[Entries from a dataset]
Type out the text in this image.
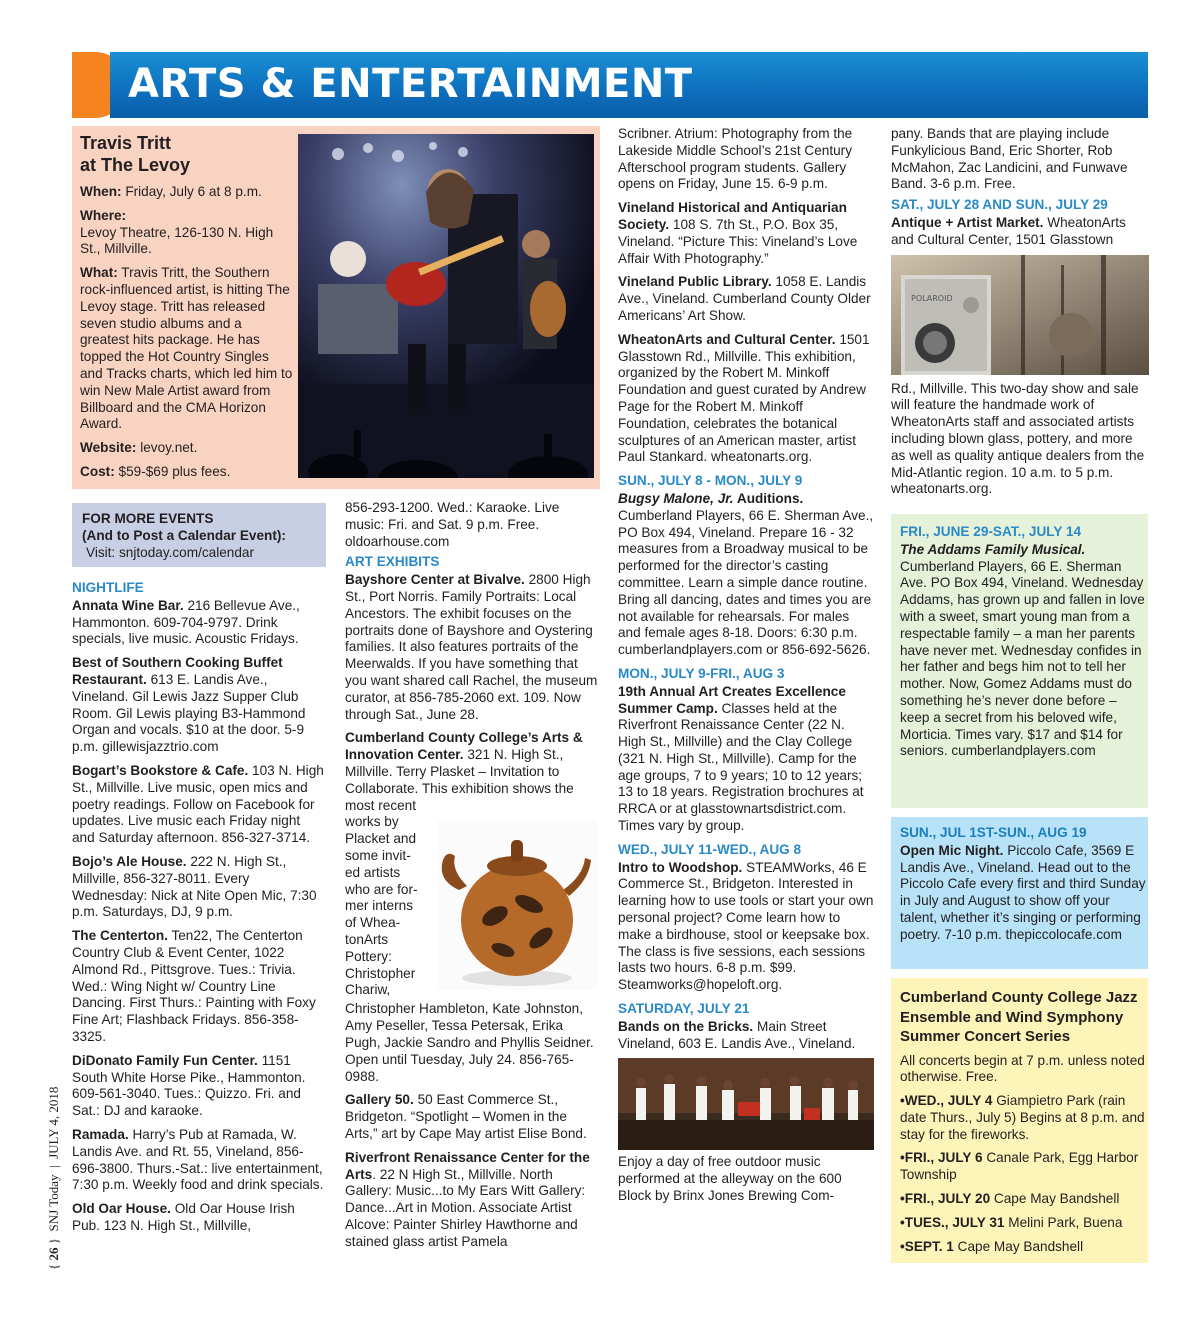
ARTS & ENTERTAINMENT
Travis Tritt
at The Levoy

When: Friday, July 6 at 8 p.m.

Where:
Levoy Theatre, 126-130 N. High St., Millville.

What: Travis Tritt, the Southern rock-influenced artist, is hitting The Levoy stage. Tritt has released seven studio albums and a greatest hits package. He has topped the Hot Country Singles and Tracks charts, which led him to win New Male Artist award from Billboard and the CMA Horizon Award.

Website: levoy.net.

Cost: $59-$69 plus fees.

FOR MORE EVENTS
(And to Post a Calendar Event):
Visit: snjtoday.com/calendar
NIGHTLIFE

Annata Wine Bar. 216 Bellevue Ave., Hammonton. 609-704-9797. Drink specials, live music. Acoustic Fridays.

Best of Southern Cooking Buffet Restaurant. 613 E. Landis Ave., Vineland. Gil Lewis Jazz Supper Club Room. Gil Lewis playing B3-Hammond Organ and vocals. $10 at the door. 5-9 p.m. gillewisjazztrio.com

Bogart’s Bookstore & Cafe. 103 N. High St., Millville. Live music, open mics and poetry readings. Follow on Facebook for updates. Live music each Friday night and Saturday afternoon. 856-327-3714.

Bojo’s Ale House. 222 N. High St., Millville, 856-327-8011. Every Wednesday: Nick at Nite Open Mic, 7:30 p.m. Saturdays, DJ, 9 p.m.

The Centerton. Ten22, The Centerton Country Club & Event Center, 1022 Almond Rd., Pittsgrove. Tues.: Trivia. Wed.: Wing Night w/ Country Line Dancing. First Thurs.: Painting with Foxy Fine Art; Flashback Fridays. 856-358-3325.

DiDonato Family Fun Center. 1151 South White Horse Pike., Hammonton. 609-561-3040. Tues.: Quizzo. Fri. and Sat.: DJ and karaoke.

Ramada. Harry’s Pub at Ramada, W. Landis Ave. and Rt. 55, Vineland, 856-696-3800. Thurs.-Sat.: live entertainment, 7:30 p.m. Weekly food and drink specials.

Old Oar House. Old Oar House Irish Pub. 123 N. High St., Millville,

856-293-1200. Wed.: Karaoke. Live music: Fri. and Sat. 9 p.m. Free. oldoarhouse.com

ART EXHIBITS

Bayshore Center at Bivalve. 2800 High St., Port Norris. Family Portraits: Local Ancestors. The exhibit focuses on the portraits done of Bayshore and Oystering families. It also features portraits of the Meerwalds. If you have something that you want shared call Rachel, the museum curator, at 856-785-2060 ext. 109. Now through Sat., June 28.

Cumberland County College’s Arts & Innovation Center. 321 N. High St., Millville. Terry Plasket – Invitation to Collaborate. This exhibition shows the most recent
works by
Placket and
some invit-
ed artists
who are for-
mer interns
of Whea-
tonArts
Pottery:
Christopher
Chariw,
Christopher Hambleton, Kate Johnston, Amy Peseller, Tessa Petersak, Erika Pugh, Jackie Sandro and Phyllis Seidner. Open until Tuesday, July 24. 856-765-0988.

Gallery 50. 50 East Commerce St., Bridgeton. “Spotlight – Women in the Arts,” art by Cape May artist Elise Bond.

Riverfront Renaissance Center for the Arts. 22 N High St., Millville. North Gallery: Music...to My Ears Witt Gallery: Dance...Art in Motion. Associate Artist Alcove: Painter Shirley Hawthorne and stained glass artist Pamela

Scribner. Atrium: Photography from the Lakeside Middle School’s 21st Century Afterschool program students. Gallery opens on Friday, June 15. 6-9 p.m.

Vineland Historical and Antiquarian Society. 108 S. 7th St., P.O. Box 35, Vineland. “Picture This: Vineland’s Love Affair With Photography.”

Vineland Public Library. 1058 E. Landis Ave., Vineland. Cumberland County Older Americans’ Art Show.

WheatonArts and Cultural Center. 1501 Glasstown Rd., Millville. This exhibition, organized by the Robert M. Minkoff Foundation and guest curated by Andrew Page for the Robert M. Minkoff Foundation, celebrates the botanical sculptures of an American master, artist Paul Stankard. wheatonarts.org.

SUN., JULY 8 - MON., JULY 9

Bugsy Malone, Jr. Auditions. Cumberland Players, 66 E. Sherman Ave., PO Box 494, Vineland. Prepare 16 - 32 measures from a Broadway musical to be performed for the director’s casting committee. Learn a simple dance routine. Bring all dancing, dates and times you are not available for rehearsals. For males and female ages 8-18. Doors: 6:30 p.m. cumberlandplayers.com or 856-692-5626.

MON., JULY 9-FRI., AUG 3

19th Annual Art Creates Excellence Summer Camp. Classes held at the Riverfront Renaissance Center (22 N. High St., Millville) and the Clay College (321 N. High St., Millville). Camp for the age groups, 7 to 9 years; 10 to 12 years; 13 to 18 years. Registration brochures at RRCA or at glasstownartsdistrict.com. Times vary by group.

WED., JULY 11-WED., AUG 8

Intro to Woodshop. STEAMWorks, 46 E Commerce St., Bridgeton. Interested in learning how to use tools or start your own personal project? Come learn how to make a birdhouse, stool or keepsake box. The class is five sessions, each sessions lasts two hours. 6-8 p.m. $99. Steamworks@hopeloft.org.

SATURDAY, JULY 21
Bands on the Bricks. Main Street Vineland, 603 E. Landis Ave., Vineland.

Enjoy a day of free outdoor music performed at the alleyway on the 600 Block by Brinx Jones Brewing Com-

pany. Bands that are playing include Funkylicious Band, Eric Shorter, Rob McMahon, Zac Landicini, and Funwave Band. 3-6 p.m. Free.

SAT., JULY 28 AND SUN., JULY 29
Antique + Artist Market. WheatonArts and Cultural Center, 1501 Glasstown
POLAROID

Rd., Millville. This two-day show and sale will feature the handmade work of WheatonArts staff and associated artists including blown glass, pottery, and more as well as quality antique dealers from the Mid-Atlantic region. 10 a.m. to 5 p.m. wheatonarts.org.

FRI., JUNE 29-SAT., JULY 14
The Addams Family Musical.
Cumberland Players, 66 E. Sherman Ave. PO Box 494, Vineland. Wednesday Addams, has grown up and fallen in love with a sweet, smart young man from a respectable family – a man her parents have never met. Wednesday confides in her father and begs him not to tell her mother. Now, Gomez Addams must do something he’s never done before – keep a secret from his beloved wife, Morticia. Times vary. $17 and $14 for seniors. cumberlandplayers.com
SUN., JUL 1ST-SUN., AUG 19
Open Mic Night. Piccolo Cafe, 3569 E Landis Ave., Vineland. Head out to the Piccolo Cafe every first and third Sunday in July and August to show off your talent, whether it’s singing or performing poetry. 7-10 p.m. thepiccolocafe.com
Cumberland County College Jazz Ensemble and Wind Symphony Summer Concert Series

All concerts begin at 7 p.m. unless noted otherwise. Free.

•WED., JULY 4 Giampietro Park (rain date Thurs., July 5) Begins at 8 p.m. and stay for the fireworks.

•FRI., JULY 6 Canale Park, Egg Harbor Township

•FRI., JULY 20 Cape May Bandshell

•TUES., JULY 31 Melini Park, Buena

•SEPT. 1 Cape May Bandshell

{ 26 }  SNJ Today  |  JULY 4, 2018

### [STATED PROBLEM]
Looking back at the lines above, state how many contain the word "poetry", and supply nothing besides the number.

### [EXERCISE RESPONSE]
2